--- MATERIAL FOR THE TASK ---

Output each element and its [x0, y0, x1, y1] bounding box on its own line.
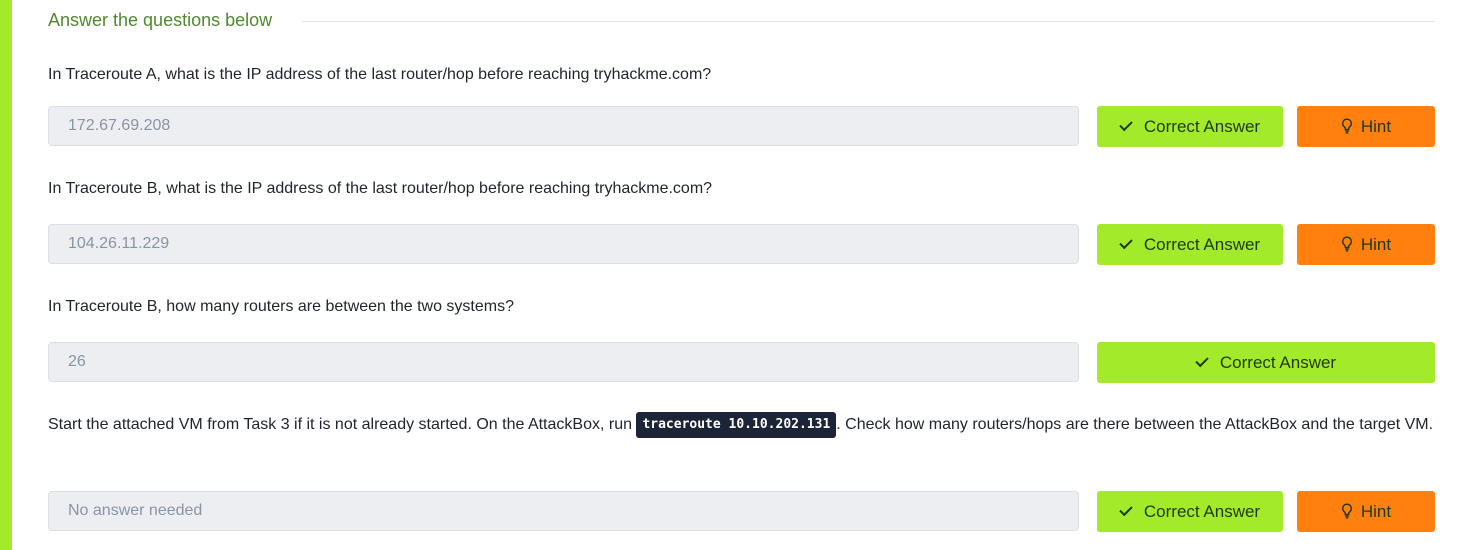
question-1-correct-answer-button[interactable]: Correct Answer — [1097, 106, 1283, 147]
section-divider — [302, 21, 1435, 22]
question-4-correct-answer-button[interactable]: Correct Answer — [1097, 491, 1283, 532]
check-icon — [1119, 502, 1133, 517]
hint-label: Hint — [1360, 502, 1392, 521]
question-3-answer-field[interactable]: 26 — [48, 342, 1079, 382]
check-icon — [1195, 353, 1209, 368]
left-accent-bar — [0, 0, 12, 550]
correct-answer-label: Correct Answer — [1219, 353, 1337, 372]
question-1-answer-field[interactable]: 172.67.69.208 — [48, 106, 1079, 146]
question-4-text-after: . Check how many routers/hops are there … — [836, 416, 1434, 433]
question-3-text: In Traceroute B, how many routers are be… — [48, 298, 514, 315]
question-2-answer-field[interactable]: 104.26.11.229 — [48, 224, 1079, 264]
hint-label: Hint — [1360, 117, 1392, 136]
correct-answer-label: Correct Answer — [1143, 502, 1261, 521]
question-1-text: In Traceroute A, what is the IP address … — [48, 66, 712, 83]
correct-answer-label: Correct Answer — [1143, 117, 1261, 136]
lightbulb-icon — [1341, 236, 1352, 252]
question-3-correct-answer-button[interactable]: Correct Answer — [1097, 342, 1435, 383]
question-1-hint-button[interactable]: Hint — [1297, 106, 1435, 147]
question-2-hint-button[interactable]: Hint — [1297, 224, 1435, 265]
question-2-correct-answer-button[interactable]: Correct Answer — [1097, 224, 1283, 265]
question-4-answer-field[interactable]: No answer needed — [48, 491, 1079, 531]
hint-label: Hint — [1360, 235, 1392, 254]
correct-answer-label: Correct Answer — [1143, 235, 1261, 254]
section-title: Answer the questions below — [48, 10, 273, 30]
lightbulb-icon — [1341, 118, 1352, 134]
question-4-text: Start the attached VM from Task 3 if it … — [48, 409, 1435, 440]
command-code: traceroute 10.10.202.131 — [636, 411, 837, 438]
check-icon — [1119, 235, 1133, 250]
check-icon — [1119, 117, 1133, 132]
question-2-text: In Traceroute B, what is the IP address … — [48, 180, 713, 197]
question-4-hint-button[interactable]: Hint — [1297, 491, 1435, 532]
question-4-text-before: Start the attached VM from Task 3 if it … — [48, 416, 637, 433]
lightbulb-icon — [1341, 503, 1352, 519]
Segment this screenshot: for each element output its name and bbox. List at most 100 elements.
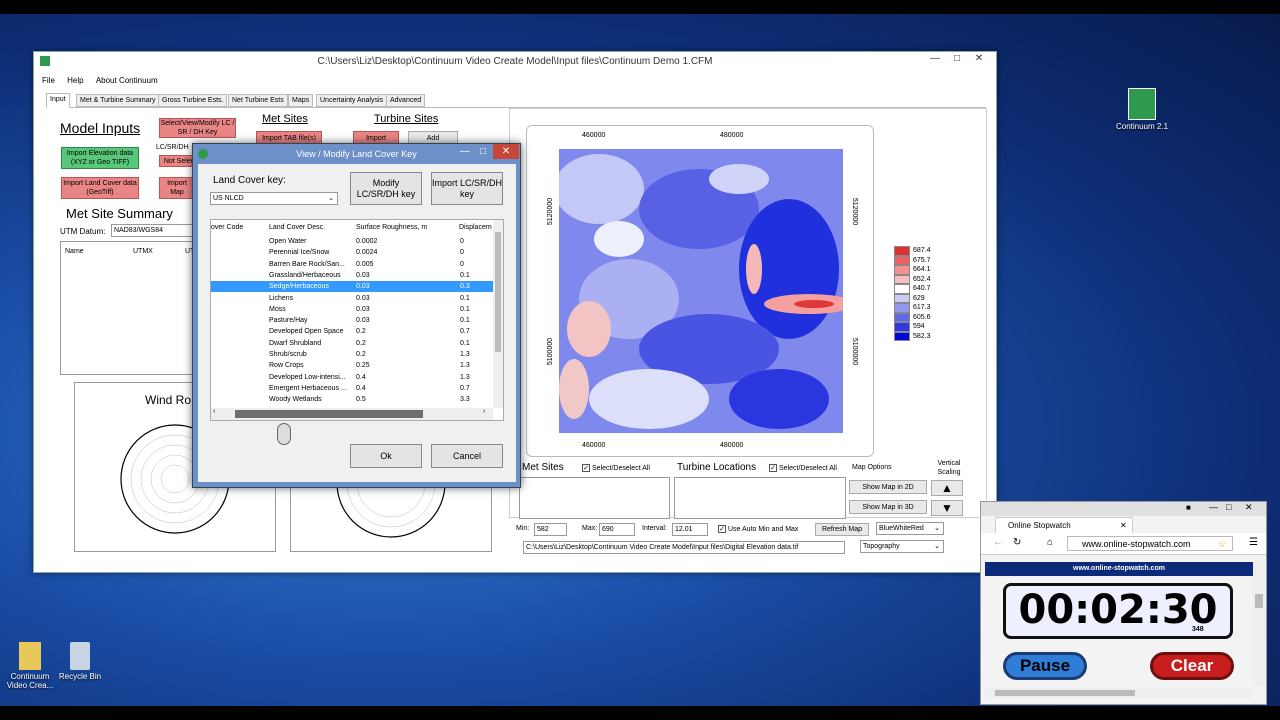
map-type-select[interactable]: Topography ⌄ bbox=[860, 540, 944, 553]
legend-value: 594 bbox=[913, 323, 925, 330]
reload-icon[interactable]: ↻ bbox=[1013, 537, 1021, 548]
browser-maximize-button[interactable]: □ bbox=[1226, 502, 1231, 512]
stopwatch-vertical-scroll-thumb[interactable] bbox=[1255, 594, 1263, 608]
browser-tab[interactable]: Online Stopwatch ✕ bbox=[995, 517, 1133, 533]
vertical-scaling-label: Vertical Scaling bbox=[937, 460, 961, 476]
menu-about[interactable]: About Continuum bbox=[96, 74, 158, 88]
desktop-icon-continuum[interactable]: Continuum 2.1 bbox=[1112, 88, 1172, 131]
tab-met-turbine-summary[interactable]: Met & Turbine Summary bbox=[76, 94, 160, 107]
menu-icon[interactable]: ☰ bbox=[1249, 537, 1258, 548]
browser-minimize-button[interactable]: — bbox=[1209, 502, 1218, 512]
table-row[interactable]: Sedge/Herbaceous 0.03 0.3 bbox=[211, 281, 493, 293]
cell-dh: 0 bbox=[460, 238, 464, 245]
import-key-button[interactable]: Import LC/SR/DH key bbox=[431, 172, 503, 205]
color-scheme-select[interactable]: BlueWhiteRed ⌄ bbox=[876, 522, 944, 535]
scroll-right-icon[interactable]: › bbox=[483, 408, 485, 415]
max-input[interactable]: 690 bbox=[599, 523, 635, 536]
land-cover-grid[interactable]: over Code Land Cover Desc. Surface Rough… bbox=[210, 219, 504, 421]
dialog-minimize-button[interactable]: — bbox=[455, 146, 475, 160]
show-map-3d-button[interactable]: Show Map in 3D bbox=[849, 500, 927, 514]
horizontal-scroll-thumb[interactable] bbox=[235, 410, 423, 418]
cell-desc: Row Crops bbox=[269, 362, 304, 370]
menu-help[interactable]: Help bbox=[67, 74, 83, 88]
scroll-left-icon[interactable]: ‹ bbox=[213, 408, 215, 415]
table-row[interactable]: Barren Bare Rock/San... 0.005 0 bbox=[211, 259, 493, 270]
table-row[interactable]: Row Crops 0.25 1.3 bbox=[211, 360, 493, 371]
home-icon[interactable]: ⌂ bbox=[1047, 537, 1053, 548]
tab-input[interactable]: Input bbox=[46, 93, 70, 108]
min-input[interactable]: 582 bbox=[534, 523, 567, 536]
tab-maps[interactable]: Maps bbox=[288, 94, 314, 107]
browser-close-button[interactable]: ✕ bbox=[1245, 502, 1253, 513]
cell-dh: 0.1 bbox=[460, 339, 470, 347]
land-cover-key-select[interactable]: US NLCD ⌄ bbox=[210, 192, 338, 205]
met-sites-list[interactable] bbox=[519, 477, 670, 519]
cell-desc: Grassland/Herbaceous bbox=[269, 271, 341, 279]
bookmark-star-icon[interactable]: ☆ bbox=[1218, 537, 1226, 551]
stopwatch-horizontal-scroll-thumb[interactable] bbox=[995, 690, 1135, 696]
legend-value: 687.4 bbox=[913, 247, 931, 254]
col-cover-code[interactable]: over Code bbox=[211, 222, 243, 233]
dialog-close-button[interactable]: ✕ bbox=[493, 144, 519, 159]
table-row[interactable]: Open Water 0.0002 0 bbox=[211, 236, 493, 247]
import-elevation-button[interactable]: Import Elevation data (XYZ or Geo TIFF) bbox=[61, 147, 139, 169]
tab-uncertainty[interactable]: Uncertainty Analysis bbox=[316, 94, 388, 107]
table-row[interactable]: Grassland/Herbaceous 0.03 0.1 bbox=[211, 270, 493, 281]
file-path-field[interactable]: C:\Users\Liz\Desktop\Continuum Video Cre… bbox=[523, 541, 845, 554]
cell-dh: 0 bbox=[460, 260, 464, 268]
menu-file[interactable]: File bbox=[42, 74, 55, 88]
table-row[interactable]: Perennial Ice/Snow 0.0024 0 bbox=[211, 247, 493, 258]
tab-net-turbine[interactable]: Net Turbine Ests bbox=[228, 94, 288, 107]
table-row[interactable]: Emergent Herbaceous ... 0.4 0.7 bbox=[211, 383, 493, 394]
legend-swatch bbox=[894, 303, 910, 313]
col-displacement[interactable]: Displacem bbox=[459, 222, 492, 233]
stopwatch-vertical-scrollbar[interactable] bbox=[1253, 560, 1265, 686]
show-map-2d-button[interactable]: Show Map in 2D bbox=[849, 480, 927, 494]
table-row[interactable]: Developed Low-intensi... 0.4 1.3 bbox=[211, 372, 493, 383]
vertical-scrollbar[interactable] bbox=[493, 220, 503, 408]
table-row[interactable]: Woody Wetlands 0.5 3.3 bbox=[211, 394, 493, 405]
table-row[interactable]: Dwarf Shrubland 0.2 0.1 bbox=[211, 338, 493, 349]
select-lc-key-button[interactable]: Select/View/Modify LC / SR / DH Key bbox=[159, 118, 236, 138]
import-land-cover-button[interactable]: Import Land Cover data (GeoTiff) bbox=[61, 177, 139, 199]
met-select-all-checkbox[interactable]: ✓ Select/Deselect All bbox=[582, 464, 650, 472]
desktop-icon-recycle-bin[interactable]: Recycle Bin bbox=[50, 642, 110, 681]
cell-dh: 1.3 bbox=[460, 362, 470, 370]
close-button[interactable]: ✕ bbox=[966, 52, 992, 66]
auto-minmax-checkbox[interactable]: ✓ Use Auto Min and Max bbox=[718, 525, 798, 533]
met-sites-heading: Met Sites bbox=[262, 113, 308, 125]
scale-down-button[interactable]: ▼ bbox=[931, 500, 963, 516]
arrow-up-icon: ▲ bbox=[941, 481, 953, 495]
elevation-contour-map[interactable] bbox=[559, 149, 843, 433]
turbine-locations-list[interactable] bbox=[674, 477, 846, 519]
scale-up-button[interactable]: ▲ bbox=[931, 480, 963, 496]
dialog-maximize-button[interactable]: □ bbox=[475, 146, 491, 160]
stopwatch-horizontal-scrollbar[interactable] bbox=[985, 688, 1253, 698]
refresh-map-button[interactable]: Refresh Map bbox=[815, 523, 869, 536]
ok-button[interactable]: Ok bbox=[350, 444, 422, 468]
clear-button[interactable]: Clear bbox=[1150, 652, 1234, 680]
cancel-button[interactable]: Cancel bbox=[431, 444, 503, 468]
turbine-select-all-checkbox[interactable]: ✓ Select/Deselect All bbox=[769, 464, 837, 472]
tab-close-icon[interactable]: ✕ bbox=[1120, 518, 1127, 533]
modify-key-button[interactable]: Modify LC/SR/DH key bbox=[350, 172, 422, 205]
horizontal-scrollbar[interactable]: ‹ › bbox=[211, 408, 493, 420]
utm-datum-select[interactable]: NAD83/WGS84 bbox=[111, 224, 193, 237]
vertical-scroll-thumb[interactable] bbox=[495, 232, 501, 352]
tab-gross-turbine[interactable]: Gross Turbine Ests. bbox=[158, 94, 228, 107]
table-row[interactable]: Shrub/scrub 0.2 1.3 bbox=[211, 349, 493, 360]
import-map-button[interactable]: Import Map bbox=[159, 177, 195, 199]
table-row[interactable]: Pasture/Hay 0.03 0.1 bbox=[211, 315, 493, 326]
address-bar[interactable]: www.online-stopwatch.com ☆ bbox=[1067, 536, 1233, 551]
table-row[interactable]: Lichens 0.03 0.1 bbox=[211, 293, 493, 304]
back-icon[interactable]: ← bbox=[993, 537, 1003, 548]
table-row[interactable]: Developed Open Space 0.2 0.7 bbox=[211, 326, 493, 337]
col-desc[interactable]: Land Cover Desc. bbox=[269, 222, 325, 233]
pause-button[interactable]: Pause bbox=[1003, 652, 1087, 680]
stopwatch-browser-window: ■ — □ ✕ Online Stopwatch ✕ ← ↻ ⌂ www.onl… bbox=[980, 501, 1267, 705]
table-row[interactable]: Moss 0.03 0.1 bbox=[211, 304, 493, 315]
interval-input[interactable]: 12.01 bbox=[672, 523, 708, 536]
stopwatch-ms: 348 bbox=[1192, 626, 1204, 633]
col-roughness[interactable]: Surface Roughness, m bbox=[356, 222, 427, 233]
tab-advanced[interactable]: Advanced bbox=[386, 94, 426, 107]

---

- [DIRECTIONS]
Copy out the listing lines exactly, beginning at the line that has "map-type-select[interactable]: Topography ⌄" and stopping after the line that has "import-key-button[interactable]: Import LC/SR/DH".

- [ANSWER TO THE EXERCISE]
map-type-select[interactable]: Topography ⌄ bbox=[860, 540, 944, 553]
legend-value: 594 bbox=[913, 323, 925, 330]
reload-icon[interactable]: ↻ bbox=[1013, 537, 1021, 548]
browser-maximize-button[interactable]: □ bbox=[1226, 502, 1231, 512]
stopwatch-vertical-scroll-thumb[interactable] bbox=[1255, 594, 1263, 608]
browser-tab[interactable]: Online Stopwatch ✕ bbox=[995, 517, 1133, 533]
vertical-scaling-label: Vertical Scaling bbox=[937, 460, 961, 476]
menu-about[interactable]: About Continuum bbox=[96, 74, 158, 88]
desktop-icon-continuum[interactable]: Continuum 2.1 bbox=[1112, 88, 1172, 131]
tab-met-turbine-summary[interactable]: Met & Turbine Summary bbox=[76, 94, 160, 107]
menu-icon[interactable]: ☰ bbox=[1249, 537, 1258, 548]
browser-minimize-button[interactable]: — bbox=[1209, 502, 1218, 512]
table-row[interactable]: Sedge/Herbaceous 0.03 0.3 bbox=[211, 281, 493, 293]
cell-dh: 0 bbox=[460, 238, 464, 245]
import-key-button[interactable]: Import LC/SR/DH key bbox=[431, 172, 503, 205]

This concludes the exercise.